▶ Provided records:
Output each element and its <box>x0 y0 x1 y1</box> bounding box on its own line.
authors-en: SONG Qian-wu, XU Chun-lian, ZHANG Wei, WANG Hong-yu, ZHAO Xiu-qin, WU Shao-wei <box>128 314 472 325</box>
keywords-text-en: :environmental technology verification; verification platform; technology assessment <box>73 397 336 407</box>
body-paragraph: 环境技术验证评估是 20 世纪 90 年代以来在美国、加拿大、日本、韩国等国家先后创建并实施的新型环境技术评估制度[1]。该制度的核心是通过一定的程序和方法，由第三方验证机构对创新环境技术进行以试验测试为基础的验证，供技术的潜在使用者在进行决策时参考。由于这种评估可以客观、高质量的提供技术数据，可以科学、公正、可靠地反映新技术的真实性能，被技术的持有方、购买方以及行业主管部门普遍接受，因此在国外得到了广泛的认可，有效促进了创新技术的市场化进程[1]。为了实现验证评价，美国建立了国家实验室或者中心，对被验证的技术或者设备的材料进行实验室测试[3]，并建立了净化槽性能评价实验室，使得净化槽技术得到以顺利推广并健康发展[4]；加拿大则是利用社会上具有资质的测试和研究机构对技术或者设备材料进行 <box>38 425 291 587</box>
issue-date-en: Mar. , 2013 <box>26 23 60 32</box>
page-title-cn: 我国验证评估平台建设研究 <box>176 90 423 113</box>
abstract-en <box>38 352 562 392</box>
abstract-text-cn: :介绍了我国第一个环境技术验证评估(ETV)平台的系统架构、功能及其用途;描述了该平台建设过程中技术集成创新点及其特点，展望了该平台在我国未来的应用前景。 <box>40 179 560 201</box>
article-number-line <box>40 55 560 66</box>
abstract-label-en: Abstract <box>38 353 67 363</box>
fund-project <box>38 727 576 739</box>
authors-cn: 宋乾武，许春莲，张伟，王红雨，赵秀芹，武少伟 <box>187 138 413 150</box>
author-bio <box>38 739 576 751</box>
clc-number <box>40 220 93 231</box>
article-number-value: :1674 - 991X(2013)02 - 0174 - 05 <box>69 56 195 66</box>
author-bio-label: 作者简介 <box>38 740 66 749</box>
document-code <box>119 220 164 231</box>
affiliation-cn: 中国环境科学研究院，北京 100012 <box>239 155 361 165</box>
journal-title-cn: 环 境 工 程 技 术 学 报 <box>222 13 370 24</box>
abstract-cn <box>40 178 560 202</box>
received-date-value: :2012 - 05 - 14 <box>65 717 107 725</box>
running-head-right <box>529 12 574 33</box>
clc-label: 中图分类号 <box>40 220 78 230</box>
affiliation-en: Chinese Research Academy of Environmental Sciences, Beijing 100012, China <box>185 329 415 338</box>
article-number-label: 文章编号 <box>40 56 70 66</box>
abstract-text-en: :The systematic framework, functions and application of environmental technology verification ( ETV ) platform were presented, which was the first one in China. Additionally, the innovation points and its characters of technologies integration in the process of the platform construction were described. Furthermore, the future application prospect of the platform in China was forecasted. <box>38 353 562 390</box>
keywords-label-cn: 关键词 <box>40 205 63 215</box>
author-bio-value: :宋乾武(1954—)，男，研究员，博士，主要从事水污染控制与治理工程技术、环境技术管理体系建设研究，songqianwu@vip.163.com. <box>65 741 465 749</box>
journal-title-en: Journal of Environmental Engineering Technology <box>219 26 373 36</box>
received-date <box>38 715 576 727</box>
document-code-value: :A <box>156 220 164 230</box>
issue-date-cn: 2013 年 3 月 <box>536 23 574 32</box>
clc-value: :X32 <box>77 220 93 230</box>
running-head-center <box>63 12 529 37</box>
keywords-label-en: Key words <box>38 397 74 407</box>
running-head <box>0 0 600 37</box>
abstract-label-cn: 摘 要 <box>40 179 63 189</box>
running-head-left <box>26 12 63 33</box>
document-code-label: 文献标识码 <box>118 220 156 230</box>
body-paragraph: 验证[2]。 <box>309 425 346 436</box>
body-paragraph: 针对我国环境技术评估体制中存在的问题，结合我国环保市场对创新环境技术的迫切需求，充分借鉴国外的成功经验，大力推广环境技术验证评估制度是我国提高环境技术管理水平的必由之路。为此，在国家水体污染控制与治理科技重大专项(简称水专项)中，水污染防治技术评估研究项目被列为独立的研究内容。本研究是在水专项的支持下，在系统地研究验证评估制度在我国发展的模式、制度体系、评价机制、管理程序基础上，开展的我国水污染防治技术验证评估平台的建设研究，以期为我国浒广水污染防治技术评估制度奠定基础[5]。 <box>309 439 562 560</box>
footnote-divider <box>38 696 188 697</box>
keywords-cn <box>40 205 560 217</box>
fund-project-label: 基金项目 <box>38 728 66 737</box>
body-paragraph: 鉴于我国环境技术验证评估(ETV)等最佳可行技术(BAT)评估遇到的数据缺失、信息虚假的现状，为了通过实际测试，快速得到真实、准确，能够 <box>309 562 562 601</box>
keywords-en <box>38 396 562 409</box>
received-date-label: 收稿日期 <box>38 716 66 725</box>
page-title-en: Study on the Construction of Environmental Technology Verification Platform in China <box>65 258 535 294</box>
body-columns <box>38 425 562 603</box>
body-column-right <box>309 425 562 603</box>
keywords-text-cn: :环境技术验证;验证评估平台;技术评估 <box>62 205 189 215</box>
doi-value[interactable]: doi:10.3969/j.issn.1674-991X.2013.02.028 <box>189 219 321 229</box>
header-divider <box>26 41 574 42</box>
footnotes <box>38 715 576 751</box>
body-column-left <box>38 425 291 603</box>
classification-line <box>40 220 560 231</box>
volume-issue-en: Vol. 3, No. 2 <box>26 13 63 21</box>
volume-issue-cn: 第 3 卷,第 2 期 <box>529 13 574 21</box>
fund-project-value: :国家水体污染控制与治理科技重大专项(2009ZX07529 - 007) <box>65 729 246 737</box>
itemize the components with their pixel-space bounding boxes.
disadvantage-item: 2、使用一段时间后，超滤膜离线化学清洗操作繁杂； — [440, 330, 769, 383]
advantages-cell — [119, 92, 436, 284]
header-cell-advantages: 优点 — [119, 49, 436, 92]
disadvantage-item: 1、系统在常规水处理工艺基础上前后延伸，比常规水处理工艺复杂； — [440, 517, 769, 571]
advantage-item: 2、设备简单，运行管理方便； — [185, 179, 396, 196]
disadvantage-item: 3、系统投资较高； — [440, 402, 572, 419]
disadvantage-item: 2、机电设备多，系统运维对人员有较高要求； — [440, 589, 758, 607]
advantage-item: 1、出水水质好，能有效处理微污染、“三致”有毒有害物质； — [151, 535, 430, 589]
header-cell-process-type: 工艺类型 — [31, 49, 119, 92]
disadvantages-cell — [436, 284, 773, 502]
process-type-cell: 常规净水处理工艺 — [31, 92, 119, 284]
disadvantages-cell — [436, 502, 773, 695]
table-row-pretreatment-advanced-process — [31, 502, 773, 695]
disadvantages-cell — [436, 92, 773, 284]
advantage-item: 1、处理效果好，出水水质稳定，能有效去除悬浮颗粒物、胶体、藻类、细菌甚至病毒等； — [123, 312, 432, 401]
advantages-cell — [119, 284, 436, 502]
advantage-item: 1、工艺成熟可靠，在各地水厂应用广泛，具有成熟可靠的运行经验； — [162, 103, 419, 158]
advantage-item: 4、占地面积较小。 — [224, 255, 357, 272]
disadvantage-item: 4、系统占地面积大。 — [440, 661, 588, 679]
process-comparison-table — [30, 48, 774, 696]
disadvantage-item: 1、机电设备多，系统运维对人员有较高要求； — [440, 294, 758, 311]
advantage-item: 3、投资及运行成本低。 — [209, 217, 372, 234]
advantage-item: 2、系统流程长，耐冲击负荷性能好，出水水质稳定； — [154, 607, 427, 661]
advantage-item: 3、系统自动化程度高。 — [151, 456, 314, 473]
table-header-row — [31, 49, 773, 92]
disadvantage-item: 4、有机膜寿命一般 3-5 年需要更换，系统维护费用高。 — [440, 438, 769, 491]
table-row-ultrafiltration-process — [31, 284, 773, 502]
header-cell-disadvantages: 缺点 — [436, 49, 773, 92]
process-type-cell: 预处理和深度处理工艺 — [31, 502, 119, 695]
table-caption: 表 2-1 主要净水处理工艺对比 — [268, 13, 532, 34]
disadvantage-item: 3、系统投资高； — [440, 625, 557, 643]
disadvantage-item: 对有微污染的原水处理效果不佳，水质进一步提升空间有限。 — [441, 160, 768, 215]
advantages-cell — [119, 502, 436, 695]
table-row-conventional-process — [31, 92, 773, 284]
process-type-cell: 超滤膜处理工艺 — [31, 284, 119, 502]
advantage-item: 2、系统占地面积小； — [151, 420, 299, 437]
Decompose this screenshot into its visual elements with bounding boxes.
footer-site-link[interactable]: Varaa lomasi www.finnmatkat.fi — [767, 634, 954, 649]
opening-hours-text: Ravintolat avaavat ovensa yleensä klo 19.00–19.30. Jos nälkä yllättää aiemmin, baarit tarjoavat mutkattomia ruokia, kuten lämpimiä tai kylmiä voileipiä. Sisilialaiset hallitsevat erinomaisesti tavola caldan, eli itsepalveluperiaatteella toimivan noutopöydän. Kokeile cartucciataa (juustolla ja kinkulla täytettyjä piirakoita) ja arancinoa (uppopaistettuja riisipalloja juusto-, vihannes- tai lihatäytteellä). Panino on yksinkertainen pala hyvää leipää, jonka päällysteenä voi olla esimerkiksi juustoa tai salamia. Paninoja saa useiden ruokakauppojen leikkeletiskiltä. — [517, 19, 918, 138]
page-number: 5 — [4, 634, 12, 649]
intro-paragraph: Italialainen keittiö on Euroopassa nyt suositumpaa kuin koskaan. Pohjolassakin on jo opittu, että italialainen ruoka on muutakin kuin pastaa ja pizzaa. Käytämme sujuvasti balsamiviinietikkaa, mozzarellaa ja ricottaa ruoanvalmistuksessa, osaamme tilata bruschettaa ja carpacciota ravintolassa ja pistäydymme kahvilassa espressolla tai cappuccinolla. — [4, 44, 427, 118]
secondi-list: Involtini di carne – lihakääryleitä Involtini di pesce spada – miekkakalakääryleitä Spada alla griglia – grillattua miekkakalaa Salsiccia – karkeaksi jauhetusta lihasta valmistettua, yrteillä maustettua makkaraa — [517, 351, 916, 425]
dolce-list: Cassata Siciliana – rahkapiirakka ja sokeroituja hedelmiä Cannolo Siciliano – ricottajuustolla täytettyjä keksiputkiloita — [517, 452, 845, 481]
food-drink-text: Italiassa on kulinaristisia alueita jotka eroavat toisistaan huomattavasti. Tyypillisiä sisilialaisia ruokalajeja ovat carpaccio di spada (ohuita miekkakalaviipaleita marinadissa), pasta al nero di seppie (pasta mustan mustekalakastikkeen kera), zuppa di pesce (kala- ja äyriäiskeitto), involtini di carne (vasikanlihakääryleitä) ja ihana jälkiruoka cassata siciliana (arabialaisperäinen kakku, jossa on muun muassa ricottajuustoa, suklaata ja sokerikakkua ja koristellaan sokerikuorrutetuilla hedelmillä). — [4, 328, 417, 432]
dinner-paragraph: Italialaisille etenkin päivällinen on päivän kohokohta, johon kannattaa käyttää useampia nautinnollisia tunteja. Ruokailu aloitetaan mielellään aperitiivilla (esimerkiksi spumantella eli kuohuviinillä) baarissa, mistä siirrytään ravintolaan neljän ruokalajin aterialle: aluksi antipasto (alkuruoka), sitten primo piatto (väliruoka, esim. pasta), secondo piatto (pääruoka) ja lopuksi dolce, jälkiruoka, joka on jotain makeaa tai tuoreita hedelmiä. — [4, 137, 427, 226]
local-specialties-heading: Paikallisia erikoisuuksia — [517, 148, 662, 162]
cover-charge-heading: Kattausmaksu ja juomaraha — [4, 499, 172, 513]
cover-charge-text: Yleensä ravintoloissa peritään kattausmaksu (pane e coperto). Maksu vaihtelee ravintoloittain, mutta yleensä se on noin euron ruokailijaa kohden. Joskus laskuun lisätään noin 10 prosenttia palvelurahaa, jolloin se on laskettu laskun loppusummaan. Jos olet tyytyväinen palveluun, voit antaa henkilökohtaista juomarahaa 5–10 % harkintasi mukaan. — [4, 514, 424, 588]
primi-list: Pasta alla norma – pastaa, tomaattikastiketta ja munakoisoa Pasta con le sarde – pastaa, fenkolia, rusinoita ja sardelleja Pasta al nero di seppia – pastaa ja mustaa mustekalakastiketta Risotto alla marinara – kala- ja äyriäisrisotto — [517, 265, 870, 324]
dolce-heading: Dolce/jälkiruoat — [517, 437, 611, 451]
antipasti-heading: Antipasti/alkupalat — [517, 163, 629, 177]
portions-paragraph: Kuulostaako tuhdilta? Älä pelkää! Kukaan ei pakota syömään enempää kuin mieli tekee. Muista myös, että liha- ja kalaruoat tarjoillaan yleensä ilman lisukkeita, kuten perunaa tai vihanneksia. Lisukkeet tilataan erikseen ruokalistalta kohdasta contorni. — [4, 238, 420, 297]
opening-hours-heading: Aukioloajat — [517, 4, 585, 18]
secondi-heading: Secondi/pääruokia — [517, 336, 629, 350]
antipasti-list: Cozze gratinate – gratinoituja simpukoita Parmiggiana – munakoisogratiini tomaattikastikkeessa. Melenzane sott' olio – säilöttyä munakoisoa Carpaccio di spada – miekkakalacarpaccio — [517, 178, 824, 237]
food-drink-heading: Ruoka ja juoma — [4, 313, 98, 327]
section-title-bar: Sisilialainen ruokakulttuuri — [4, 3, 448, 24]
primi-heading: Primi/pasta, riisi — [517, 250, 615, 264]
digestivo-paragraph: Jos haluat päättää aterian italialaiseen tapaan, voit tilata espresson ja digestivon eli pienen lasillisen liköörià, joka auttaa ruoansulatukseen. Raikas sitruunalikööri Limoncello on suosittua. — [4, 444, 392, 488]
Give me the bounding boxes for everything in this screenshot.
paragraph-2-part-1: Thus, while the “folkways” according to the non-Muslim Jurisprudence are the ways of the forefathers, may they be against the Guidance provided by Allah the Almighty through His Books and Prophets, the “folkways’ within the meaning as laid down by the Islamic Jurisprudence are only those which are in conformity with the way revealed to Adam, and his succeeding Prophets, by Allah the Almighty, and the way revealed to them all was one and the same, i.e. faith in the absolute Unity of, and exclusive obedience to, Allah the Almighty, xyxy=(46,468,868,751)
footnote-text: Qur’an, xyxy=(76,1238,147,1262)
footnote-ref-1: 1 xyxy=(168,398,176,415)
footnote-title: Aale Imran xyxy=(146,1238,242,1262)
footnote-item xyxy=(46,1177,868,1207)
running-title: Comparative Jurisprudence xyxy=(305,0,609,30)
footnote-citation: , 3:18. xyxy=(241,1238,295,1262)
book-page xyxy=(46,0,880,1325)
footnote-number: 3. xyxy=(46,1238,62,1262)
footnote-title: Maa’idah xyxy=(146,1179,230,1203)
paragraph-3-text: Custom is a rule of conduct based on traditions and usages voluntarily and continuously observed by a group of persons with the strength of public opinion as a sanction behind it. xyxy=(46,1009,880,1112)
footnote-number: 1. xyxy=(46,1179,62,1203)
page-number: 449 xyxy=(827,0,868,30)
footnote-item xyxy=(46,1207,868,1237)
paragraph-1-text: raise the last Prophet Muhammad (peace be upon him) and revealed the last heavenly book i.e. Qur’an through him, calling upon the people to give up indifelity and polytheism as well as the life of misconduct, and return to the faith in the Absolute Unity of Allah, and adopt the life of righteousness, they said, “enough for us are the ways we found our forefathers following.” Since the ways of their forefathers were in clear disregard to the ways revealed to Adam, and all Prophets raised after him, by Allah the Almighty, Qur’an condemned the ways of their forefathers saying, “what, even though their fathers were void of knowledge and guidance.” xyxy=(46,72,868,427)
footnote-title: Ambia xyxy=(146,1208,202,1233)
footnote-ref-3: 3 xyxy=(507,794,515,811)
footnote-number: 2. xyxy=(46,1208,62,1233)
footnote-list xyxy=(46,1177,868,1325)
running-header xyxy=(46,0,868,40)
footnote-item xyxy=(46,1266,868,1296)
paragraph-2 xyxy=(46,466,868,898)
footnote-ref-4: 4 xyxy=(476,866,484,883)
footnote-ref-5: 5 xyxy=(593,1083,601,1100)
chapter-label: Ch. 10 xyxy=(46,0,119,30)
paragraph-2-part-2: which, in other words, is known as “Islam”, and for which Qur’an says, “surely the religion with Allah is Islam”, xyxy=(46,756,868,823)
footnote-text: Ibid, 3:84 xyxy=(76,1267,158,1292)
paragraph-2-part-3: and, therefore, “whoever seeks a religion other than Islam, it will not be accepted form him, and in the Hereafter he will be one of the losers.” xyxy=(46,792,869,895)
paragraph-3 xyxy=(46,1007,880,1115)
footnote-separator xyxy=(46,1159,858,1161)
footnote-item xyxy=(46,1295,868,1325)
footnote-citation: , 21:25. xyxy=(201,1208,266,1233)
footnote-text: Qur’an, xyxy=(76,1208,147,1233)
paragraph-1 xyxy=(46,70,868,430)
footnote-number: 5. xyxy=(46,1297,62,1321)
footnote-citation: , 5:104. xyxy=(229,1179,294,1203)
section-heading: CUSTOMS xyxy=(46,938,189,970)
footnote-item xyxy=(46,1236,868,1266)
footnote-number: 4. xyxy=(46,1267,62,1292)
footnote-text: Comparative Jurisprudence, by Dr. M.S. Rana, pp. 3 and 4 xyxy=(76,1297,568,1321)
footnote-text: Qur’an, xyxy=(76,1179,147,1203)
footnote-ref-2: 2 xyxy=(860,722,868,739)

▶ Set task: Reproduce the material from its first line up to and including the line containing "abstract-en <box>38 352 562 392</box>", with "platform" changed to "framework" and nothing else altered.

▶ Result:
Output each element and its <box>x0 y0 x1 y1</box> bounding box on its own line.
authors-en: SONG Qian-wu, XU Chun-lian, ZHANG Wei, WANG Hong-yu, ZHAO Xiu-qin, WU Shao-wei <box>128 314 472 325</box>
keywords-text-en: :environmental technology verification; verification framework; technology assessment <box>73 397 336 407</box>
body-paragraph: 环境技术验证评估是 20 世纪 90 年代以来在美国、加拿大、日本、韩国等国家先后创建并实施的新型环境技术评估制度[1]。该制度的核心是通过一定的程序和方法，由第三方验证机构对创新环境技术进行以试验测试为基础的验证，供技术的潜在使用者在进行决策时参考。由于这种评估可以客观、高质量的提供技术数据，可以科学、公正、可靠地反映新技术的真实性能，被技术的持有方、购买方以及行业主管部门普遍接受，因此在国外得到了广泛的认可，有效促进了创新技术的市场化进程[1]。为了实现验证评价，美国建立了国家实验室或者中心，对被验证的技术或者设备的材料进行实验室测试[3]，并建立了净化槽性能评价实验室，使得净化槽技术得到以顺利推广并健康发展[4]；加拿大则是利用社会上具有资质的测试和研究机构对技术或者设备材料进行 <box>38 425 291 587</box>
issue-date-en: Mar. , 2013 <box>26 23 60 32</box>
page-title-cn: 我国验证评估平台建设研究 <box>176 90 423 113</box>
abstract-en <box>38 352 562 392</box>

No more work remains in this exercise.